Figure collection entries
>>>>>

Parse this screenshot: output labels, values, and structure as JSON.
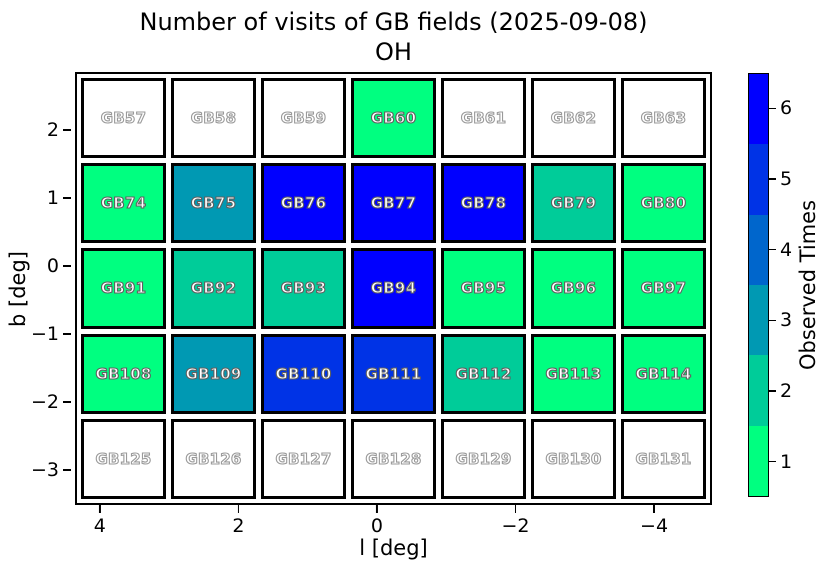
{
  "title": "Number of visits of GB fields (2025-09-08)",
  "subtitle": "OH",
  "chart_data": {
    "type": "heatmap",
    "title": "Number of visits of GB fields (2025-09-08)",
    "subtitle": "OH",
    "xlabel": "l [deg]",
    "ylabel": "b [deg]",
    "xlim": [
      4.4,
      -4.9
    ],
    "ylim": [
      -3.6,
      2.8
    ],
    "grid_shape": {
      "rows": 5,
      "cols": 7
    },
    "x_tick_labels": [
      "4",
      "2",
      "0",
      "−2",
      "−4"
    ],
    "x_tick_pos_pct": [
      3.9,
      25.65,
      47.4,
      69.15,
      90.9
    ],
    "y_tick_labels": [
      "2",
      "1",
      "0",
      "−1",
      "−2",
      "−3"
    ],
    "y_tick_pos_pct": [
      13.4,
      29.1,
      44.8,
      60.5,
      76.2,
      91.9
    ],
    "value_colors": {
      "0": "#ffffff",
      "1": "#00ff80",
      "2": "#00cc99",
      "3": "#0099b3",
      "4": "#0066cc",
      "5": "#0033e6",
      "6": "#0000ff"
    },
    "rows": [
      [
        {
          "id": "GB57",
          "visits": 0
        },
        {
          "id": "GB58",
          "visits": 0
        },
        {
          "id": "GB59",
          "visits": 0
        },
        {
          "id": "GB60",
          "visits": 1
        },
        {
          "id": "GB61",
          "visits": 0
        },
        {
          "id": "GB62",
          "visits": 0
        },
        {
          "id": "GB63",
          "visits": 0
        }
      ],
      [
        {
          "id": "GB74",
          "visits": 1
        },
        {
          "id": "GB75",
          "visits": 3
        },
        {
          "id": "GB76",
          "visits": 6
        },
        {
          "id": "GB77",
          "visits": 6
        },
        {
          "id": "GB78",
          "visits": 6
        },
        {
          "id": "GB79",
          "visits": 2
        },
        {
          "id": "GB80",
          "visits": 1
        }
      ],
      [
        {
          "id": "GB91",
          "visits": 1
        },
        {
          "id": "GB92",
          "visits": 2
        },
        {
          "id": "GB93",
          "visits": 2
        },
        {
          "id": "GB94",
          "visits": 6
        },
        {
          "id": "GB95",
          "visits": 1
        },
        {
          "id": "GB96",
          "visits": 1
        },
        {
          "id": "GB97",
          "visits": 1
        }
      ],
      [
        {
          "id": "GB108",
          "visits": 1
        },
        {
          "id": "GB109",
          "visits": 3
        },
        {
          "id": "GB110",
          "visits": 5
        },
        {
          "id": "GB111",
          "visits": 5
        },
        {
          "id": "GB112",
          "visits": 2
        },
        {
          "id": "GB113",
          "visits": 1
        },
        {
          "id": "GB114",
          "visits": 1
        }
      ],
      [
        {
          "id": "GB125",
          "visits": 0
        },
        {
          "id": "GB126",
          "visits": 0
        },
        {
          "id": "GB127",
          "visits": 0
        },
        {
          "id": "GB128",
          "visits": 0
        },
        {
          "id": "GB129",
          "visits": 0
        },
        {
          "id": "GB130",
          "visits": 0
        },
        {
          "id": "GB131",
          "visits": 0
        }
      ]
    ],
    "colorbar": {
      "label": "Observed Times",
      "tick_labels_top_to_bottom": [
        "6",
        "5",
        "4",
        "3",
        "2",
        "1"
      ],
      "tick_pos_pct_top_to_bottom": [
        8.33,
        25.0,
        41.67,
        58.33,
        75.0,
        91.67
      ],
      "segment_values_top_to_bottom": [
        6,
        5,
        4,
        3,
        2,
        1
      ],
      "position": "right"
    }
  }
}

<<<<<

**Job**
Repeat each entry precisely as it appears. Leave the pictures out.

**Task output**
Parse this screenshot: output labels, values, and structure as JSON.
{
  "title": "Number of visits of GB fields (2025-09-08)",
  "subtitle": "OH",
  "chart_data": {
    "type": "heatmap",
    "title": "Number of visits of GB fields (2025-09-08)",
    "subtitle": "OH",
    "xlabel": "l [deg]",
    "ylabel": "b [deg]",
    "xlim": [
      4.4,
      -4.9
    ],
    "ylim": [
      -3.6,
      2.8
    ],
    "grid_shape": {
      "rows": 5,
      "cols": 7
    },
    "x_tick_labels": [
      "4",
      "2",
      "0",
      "−2",
      "−4"
    ],
    "x_tick_pos_pct": [
      3.9,
      25.65,
      47.4,
      69.15,
      90.9
    ],
    "y_tick_labels": [
      "2",
      "1",
      "0",
      "−1",
      "−2",
      "−3"
    ],
    "y_tick_pos_pct": [
      13.4,
      29.1,
      44.8,
      60.5,
      76.2,
      91.9
    ],
    "value_colors": {
      "0": "#ffffff",
      "1": "#00ff80",
      "2": "#00cc99",
      "3": "#0099b3",
      "4": "#0066cc",
      "5": "#0033e6",
      "6": "#0000ff"
    },
    "rows": [
      [
        {
          "id": "GB57",
          "visits": 0
        },
        {
          "id": "GB58",
          "visits": 0
        },
        {
          "id": "GB59",
          "visits": 0
        },
        {
          "id": "GB60",
          "visits": 1
        },
        {
          "id": "GB61",
          "visits": 0
        },
        {
          "id": "GB62",
          "visits": 0
        },
        {
          "id": "GB63",
          "visits": 0
        }
      ],
      [
        {
          "id": "GB74",
          "visits": 1
        },
        {
          "id": "GB75",
          "visits": 3
        },
        {
          "id": "GB76",
          "visits": 6
        },
        {
          "id": "GB77",
          "visits": 6
        },
        {
          "id": "GB78",
          "visits": 6
        },
        {
          "id": "GB79",
          "visits": 2
        },
        {
          "id": "GB80",
          "visits": 1
        }
      ],
      [
        {
          "id": "GB91",
          "visits": 1
        },
        {
          "id": "GB92",
          "visits": 2
        },
        {
          "id": "GB93",
          "visits": 2
        },
        {
          "id": "GB94",
          "visits": 6
        },
        {
          "id": "GB95",
          "visits": 1
        },
        {
          "id": "GB96",
          "visits": 1
        },
        {
          "id": "GB97",
          "visits": 1
        }
      ],
      [
        {
          "id": "GB108",
          "visits": 1
        },
        {
          "id": "GB109",
          "visits": 3
        },
        {
          "id": "GB110",
          "visits": 5
        },
        {
          "id": "GB111",
          "visits": 5
        },
        {
          "id": "GB112",
          "visits": 2
        },
        {
          "id": "GB113",
          "visits": 1
        },
        {
          "id": "GB114",
          "visits": 1
        }
      ],
      [
        {
          "id": "GB125",
          "visits": 0
        },
        {
          "id": "GB126",
          "visits": 0
        },
        {
          "id": "GB127",
          "visits": 0
        },
        {
          "id": "GB128",
          "visits": 0
        },
        {
          "id": "GB129",
          "visits": 0
        },
        {
          "id": "GB130",
          "visits": 0
        },
        {
          "id": "GB131",
          "visits": 0
        }
      ]
    ],
    "colorbar": {
      "label": "Observed Times",
      "tick_labels_top_to_bottom": [
        "6",
        "5",
        "4",
        "3",
        "2",
        "1"
      ],
      "tick_pos_pct_top_to_bottom": [
        8.33,
        25.0,
        41.67,
        58.33,
        75.0,
        91.67
      ],
      "segment_values_top_to_bottom": [
        6,
        5,
        4,
        3,
        2,
        1
      ],
      "position": "right"
    }
  }
}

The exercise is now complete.